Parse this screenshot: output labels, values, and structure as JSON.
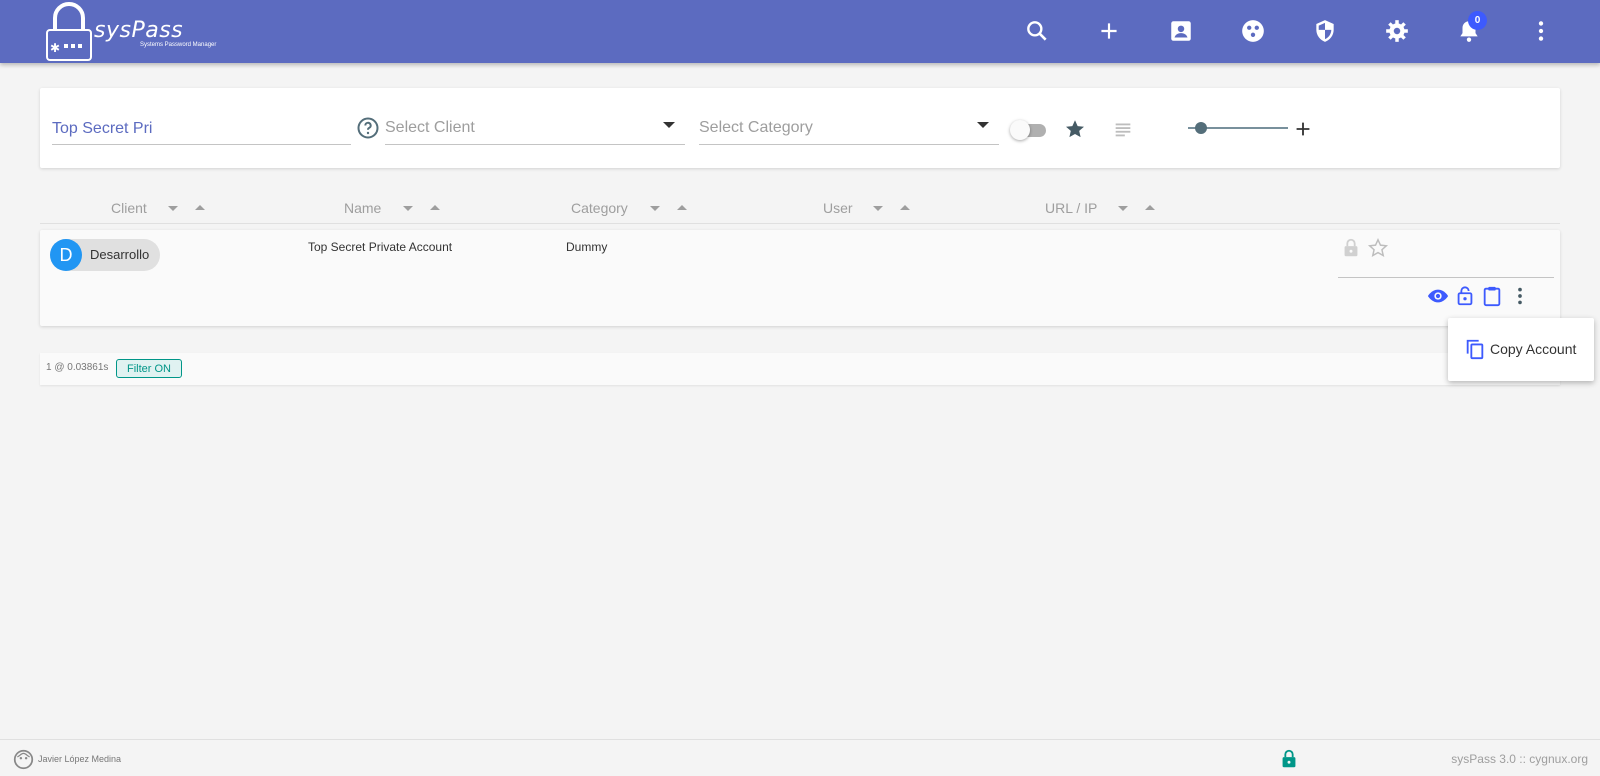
{
  "header": {
    "logo_title": "sysPass",
    "logo_subtitle": "Systems Password Manager",
    "icons": [
      "search-icon",
      "plus-icon",
      "account-box-icon",
      "apps-icon",
      "security-icon",
      "gear-icon",
      "bell-icon",
      "more-vert-icon"
    ],
    "notification_count": "0",
    "background_color": "#5c6bc0"
  },
  "search": {
    "value": "Top Secret Pri",
    "client_placeholder": "Select Client",
    "category_placeholder": "Select Category"
  },
  "table": {
    "columns": [
      "Client",
      "Name",
      "Category",
      "User",
      "URL / IP"
    ]
  },
  "account": {
    "client_initial": "D",
    "client": "Desarrollo",
    "name": "Top Secret Private Account",
    "category": "Dummy",
    "user": "",
    "url": ""
  },
  "popup_menu": {
    "item": "Copy Account"
  },
  "status": {
    "results": "1 @ 0.03861s",
    "filter": "Filter ON"
  },
  "footer": {
    "user_name": "Javier López Medina",
    "app_info": "sysPass 3.0  ::  cygnux.org"
  },
  "colors": {
    "primary": "#5c6bc0",
    "accent_blue": "#3d5afe",
    "teal": "#009688",
    "avatar_blue": "#2196f3"
  }
}
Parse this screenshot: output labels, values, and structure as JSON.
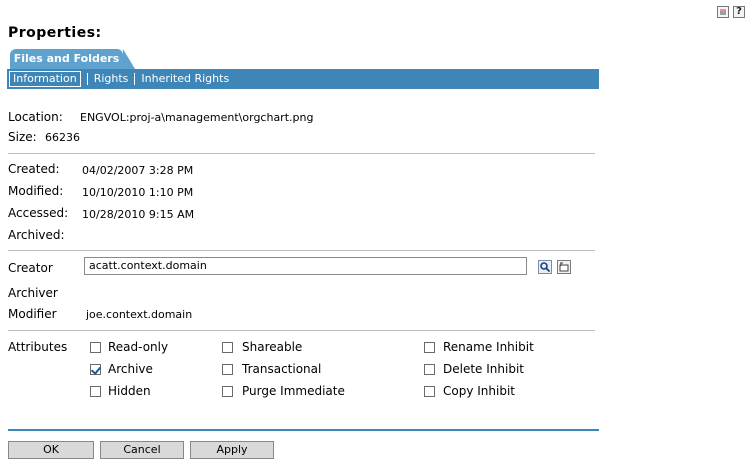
{
  "header": {
    "title": "Properties:",
    "icons": [
      "notes-icon",
      "help-icon"
    ]
  },
  "tabs": {
    "main": "Files and Folders",
    "sub": [
      "Information",
      "Rights",
      "Inherited Rights"
    ]
  },
  "info": {
    "location_label": "Location:",
    "location_value": "ENGVOL:proj-a\\management\\orgchart.png",
    "size_label": "Size:",
    "size_value": "66236",
    "created_label": "Created:",
    "created_value": "04/02/2007  3:28 PM",
    "modified_label": "Modified:",
    "modified_value": "10/10/2010  1:10 PM",
    "accessed_label": "Accessed:",
    "accessed_value": "10/28/2010  9:15 AM",
    "archived_label": "Archived:"
  },
  "owners": {
    "creator_label": "Creator",
    "creator_value": "acatt.context.domain",
    "archiver_label": "Archiver",
    "modifier_label": "Modifier",
    "modifier_value": "joe.context.domain"
  },
  "attributes": {
    "label": "Attributes",
    "items": [
      {
        "label": "Read-only",
        "checked": false
      },
      {
        "label": "Shareable",
        "checked": false
      },
      {
        "label": "Rename Inhibit",
        "checked": false
      },
      {
        "label": "Archive",
        "checked": true
      },
      {
        "label": "Transactional",
        "checked": false
      },
      {
        "label": "Delete Inhibit",
        "checked": false
      },
      {
        "label": "Hidden",
        "checked": false
      },
      {
        "label": "Purge Immediate",
        "checked": false
      },
      {
        "label": "Copy Inhibit",
        "checked": false
      }
    ]
  },
  "buttons": {
    "ok": "OK",
    "cancel": "Cancel",
    "apply": "Apply"
  }
}
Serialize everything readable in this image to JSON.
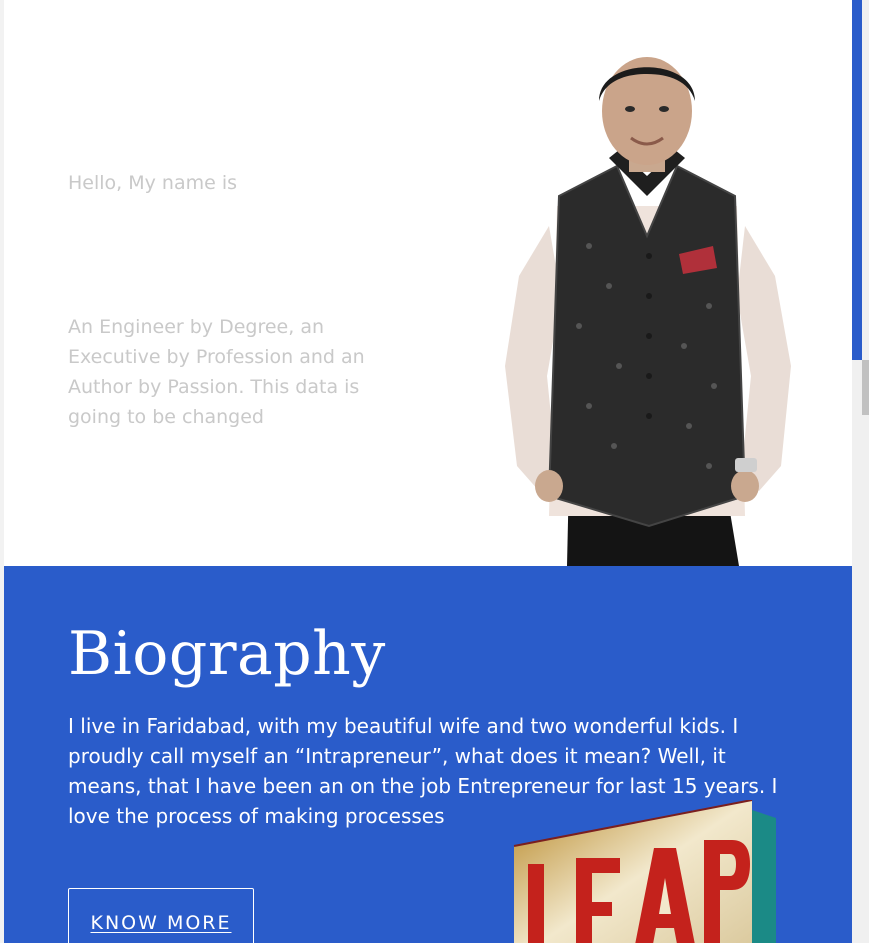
{
  "hero": {
    "greeting": "Hello, My name is",
    "tagline": "An Engineer by Degree, an Executive by Profession and an Author by Passion. This data is going to be changed"
  },
  "biography": {
    "title": "Biography",
    "text": "I live in Faridabad, with my beautiful wife and two wonderful kids. I proudly call myself an “Intrapreneur”, what does it mean? Well, it means, that I have been an on the job Entrepreneur for last 15 years. I love the process of making processes",
    "button_label": "KNOW MORE",
    "book_cover_text": "LEAP"
  },
  "colors": {
    "accent": "#2a5cca",
    "muted_text": "#c9c9c9",
    "book_red": "#c4221c"
  },
  "icons": {
    "portrait": "person-photo",
    "book": "book-cover"
  }
}
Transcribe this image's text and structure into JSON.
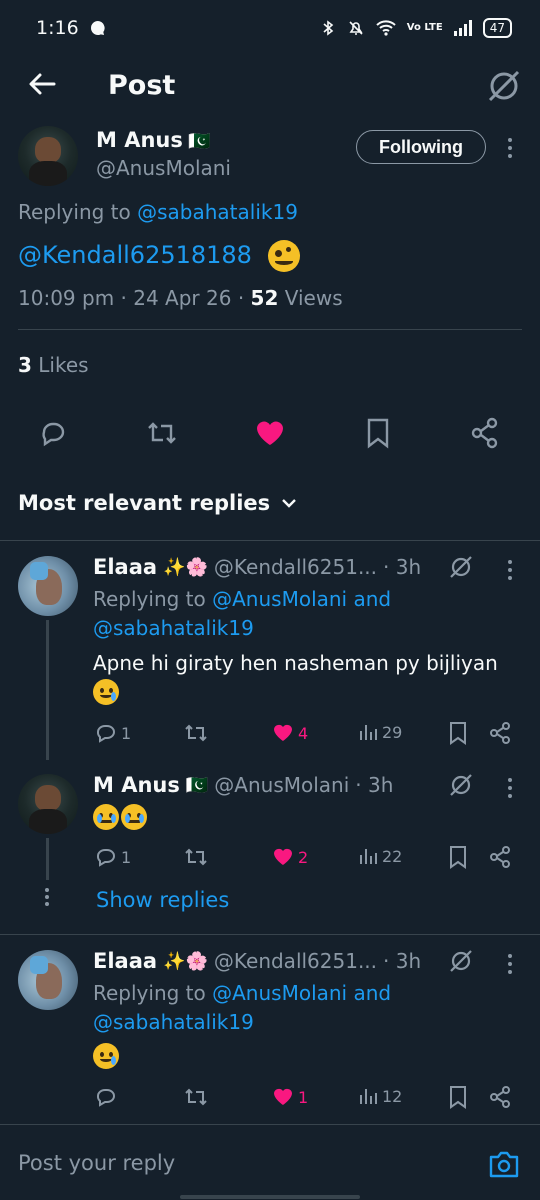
{
  "status_bar": {
    "time": "1:16",
    "network": "Vo LTE",
    "battery": "47"
  },
  "header": {
    "title": "Post"
  },
  "post": {
    "author_name": "M Anus",
    "author_flag": "🇵🇰",
    "author_handle": "@AnusMolani",
    "follow_label": "Following",
    "replying_to_prefix": "Replying to",
    "replying_to_handle": "@sabahatalik19",
    "body_mention": "@Kendall62518188",
    "timestamp": "10:09 pm · 24 Apr 26 ·",
    "views_count": "52",
    "views_label": "Views",
    "likes_count": "3",
    "likes_label": "Likes"
  },
  "sort": {
    "label": "Most relevant replies"
  },
  "replies": [
    {
      "name": "Elaaa",
      "name_emoji": "✨🌸",
      "handle": "@Kendall6251...",
      "time": "· 3h",
      "replying_prefix": "Replying to",
      "replying_line1": "@AnusMolani and",
      "replying_line2": "@sabahatalik19",
      "text": "Apne hi giraty hen nasheman py bijliyan",
      "replies_count": "1",
      "likes_count": "4",
      "views_count": "29"
    },
    {
      "name": "M Anus",
      "name_emoji": "🇵🇰",
      "handle": "@AnusMolani",
      "time": "· 3h",
      "replies_count": "1",
      "likes_count": "2",
      "views_count": "22",
      "show_replies": "Show replies"
    },
    {
      "name": "Elaaa",
      "name_emoji": "✨🌸",
      "handle": "@Kendall6251...",
      "time": "· 3h",
      "replying_prefix": "Replying to",
      "replying_line1": "@AnusMolani and",
      "replying_line2": "@sabahatalik19",
      "replies_count": "",
      "likes_count": "1",
      "views_count": "12"
    }
  ],
  "composer": {
    "placeholder": "Post your reply"
  },
  "colors": {
    "background": "#15202b",
    "accent": "#1d9bf0",
    "like": "#f91880",
    "muted": "#8b98a5",
    "divider": "#38444d"
  },
  "icons": [
    "back-arrow-icon",
    "grok-icon",
    "more-icon",
    "reply-icon",
    "repost-icon",
    "heart-icon",
    "bookmark-icon",
    "share-icon",
    "views-icon",
    "camera-icon",
    "chevron-down-icon"
  ]
}
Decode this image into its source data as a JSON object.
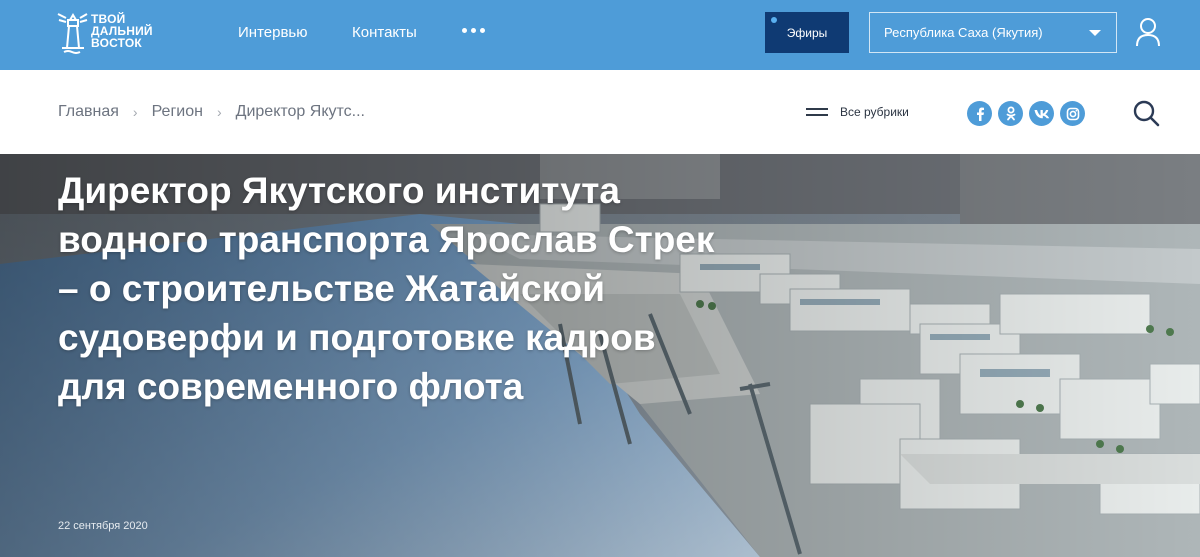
{
  "header": {
    "logo": {
      "line1": "твой",
      "line2": "дальний",
      "line3": "восток"
    },
    "nav": [
      {
        "label": "Интервью"
      },
      {
        "label": "Контакты"
      }
    ],
    "more_icon": "ellipsis-icon",
    "broadcast_label": "Эфиры",
    "region": {
      "selected": "Республика Саха (Якутия)"
    },
    "user_icon": "user-icon"
  },
  "subheader": {
    "breadcrumb": [
      "Главная",
      "Регион",
      "Директор Якутс..."
    ],
    "rubrics_label": "Все рубрики",
    "social": [
      "facebook-icon",
      "odnoklassniki-icon",
      "vk-icon",
      "instagram-icon"
    ],
    "search_icon": "search-icon"
  },
  "article": {
    "title": "Директор Якутского института водного транспорта Ярослав Стрек – о строительстве Жатайской судоверфи и подготовке кадров для современного флота",
    "date": "22 сентября 2020"
  },
  "colors": {
    "header_bg": "#4e9cd8",
    "broadcast_bg": "#0f3a73",
    "social_bg": "#4e9cd8",
    "text_dark": "#2b3442"
  }
}
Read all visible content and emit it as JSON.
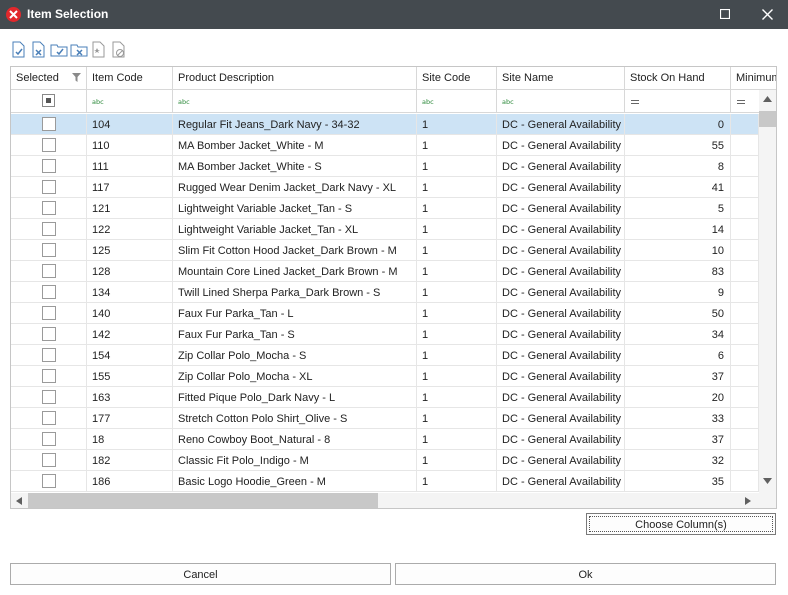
{
  "window": {
    "title": "Item Selection"
  },
  "toolbar": {
    "buttons": [
      "select-all-icon",
      "clear-selection-icon",
      "select-folder-icon",
      "clear-folder-icon",
      "favorite-icon",
      "exclude-icon"
    ]
  },
  "grid": {
    "columns": [
      "Selected",
      "Item Code",
      "Product Description",
      "Site Code",
      "Site Name",
      "Stock On Hand",
      "Minimum"
    ],
    "rows": [
      {
        "code": "104",
        "desc": "Regular Fit Jeans_Dark Navy - 34-32",
        "site_code": "1",
        "site_name": "DC - General Availability",
        "stock": "0"
      },
      {
        "code": "110",
        "desc": "MA Bomber Jacket_White - M",
        "site_code": "1",
        "site_name": "DC - General Availability",
        "stock": "55"
      },
      {
        "code": "111",
        "desc": "MA Bomber Jacket_White - S",
        "site_code": "1",
        "site_name": "DC - General Availability",
        "stock": "8"
      },
      {
        "code": "117",
        "desc": "Rugged Wear Denim Jacket_Dark Navy - XL",
        "site_code": "1",
        "site_name": "DC - General Availability",
        "stock": "41"
      },
      {
        "code": "121",
        "desc": "Lightweight Variable Jacket_Tan - S",
        "site_code": "1",
        "site_name": "DC - General Availability",
        "stock": "5"
      },
      {
        "code": "122",
        "desc": "Lightweight Variable Jacket_Tan - XL",
        "site_code": "1",
        "site_name": "DC - General Availability",
        "stock": "14"
      },
      {
        "code": "125",
        "desc": "Slim Fit Cotton Hood Jacket_Dark Brown - M",
        "site_code": "1",
        "site_name": "DC - General Availability",
        "stock": "10"
      },
      {
        "code": "128",
        "desc": "Mountain Core Lined Jacket_Dark Brown - M",
        "site_code": "1",
        "site_name": "DC - General Availability",
        "stock": "83"
      },
      {
        "code": "134",
        "desc": "Twill Lined Sherpa Parka_Dark Brown - S",
        "site_code": "1",
        "site_name": "DC - General Availability",
        "stock": "9"
      },
      {
        "code": "140",
        "desc": "Faux Fur Parka_Tan - L",
        "site_code": "1",
        "site_name": "DC - General Availability",
        "stock": "50"
      },
      {
        "code": "142",
        "desc": "Faux Fur Parka_Tan - S",
        "site_code": "1",
        "site_name": "DC - General Availability",
        "stock": "34"
      },
      {
        "code": "154",
        "desc": "Zip Collar Polo_Mocha - S",
        "site_code": "1",
        "site_name": "DC - General Availability",
        "stock": "6"
      },
      {
        "code": "155",
        "desc": "Zip Collar Polo_Mocha - XL",
        "site_code": "1",
        "site_name": "DC - General Availability",
        "stock": "37"
      },
      {
        "code": "163",
        "desc": "Fitted Pique Polo_Dark Navy - L",
        "site_code": "1",
        "site_name": "DC - General Availability",
        "stock": "20"
      },
      {
        "code": "177",
        "desc": "Stretch Cotton Polo Shirt_Olive - S",
        "site_code": "1",
        "site_name": "DC - General Availability",
        "stock": "33"
      },
      {
        "code": "18",
        "desc": "Reno Cowboy Boot_Natural - 8",
        "site_code": "1",
        "site_name": "DC - General Availability",
        "stock": "37"
      },
      {
        "code": "182",
        "desc": "Classic Fit Polo_Indigo - M",
        "site_code": "1",
        "site_name": "DC - General Availability",
        "stock": "32"
      },
      {
        "code": "186",
        "desc": "Basic Logo Hoodie_Green - M",
        "site_code": "1",
        "site_name": "DC - General Availability",
        "stock": "35"
      }
    ]
  },
  "buttons": {
    "choose_columns": "Choose Column(s)",
    "cancel": "Cancel",
    "ok": "Ok"
  },
  "colors": {
    "titlebar": "#444a4f",
    "selected_row": "#cde3f5",
    "app_icon": "#e2282c"
  }
}
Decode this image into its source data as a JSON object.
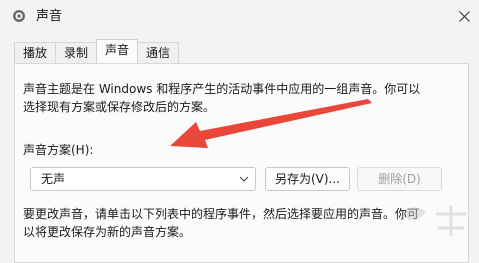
{
  "window": {
    "title": "声音",
    "close_icon": "×"
  },
  "tabs": [
    {
      "label": "播放",
      "active": false
    },
    {
      "label": "录制",
      "active": false
    },
    {
      "label": "声音",
      "active": true
    },
    {
      "label": "通信",
      "active": false
    }
  ],
  "content": {
    "description_line1": "声音主题是在 Windows 和程序产生的活动事件中应用的一组声音。你可以",
    "description_line2": "选择现有方案或保存修改后的方案。",
    "scheme_label": "声音方案(H):",
    "scheme_value": "无声",
    "save_as_label": "另存为(V)...",
    "delete_label": "删除(D)",
    "instruction_line1": "要更改声音，请单击以下列表中的程序事件，然后选择要应用的声音。你可",
    "instruction_line2": "以将更改保存为新的声音方案。"
  },
  "annotation": {
    "arrow_color": "#e8473a"
  }
}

* [Instruction] Give nothing but the count of lines in the listing above that hold the string "Inhibit".

* [Task solution] 3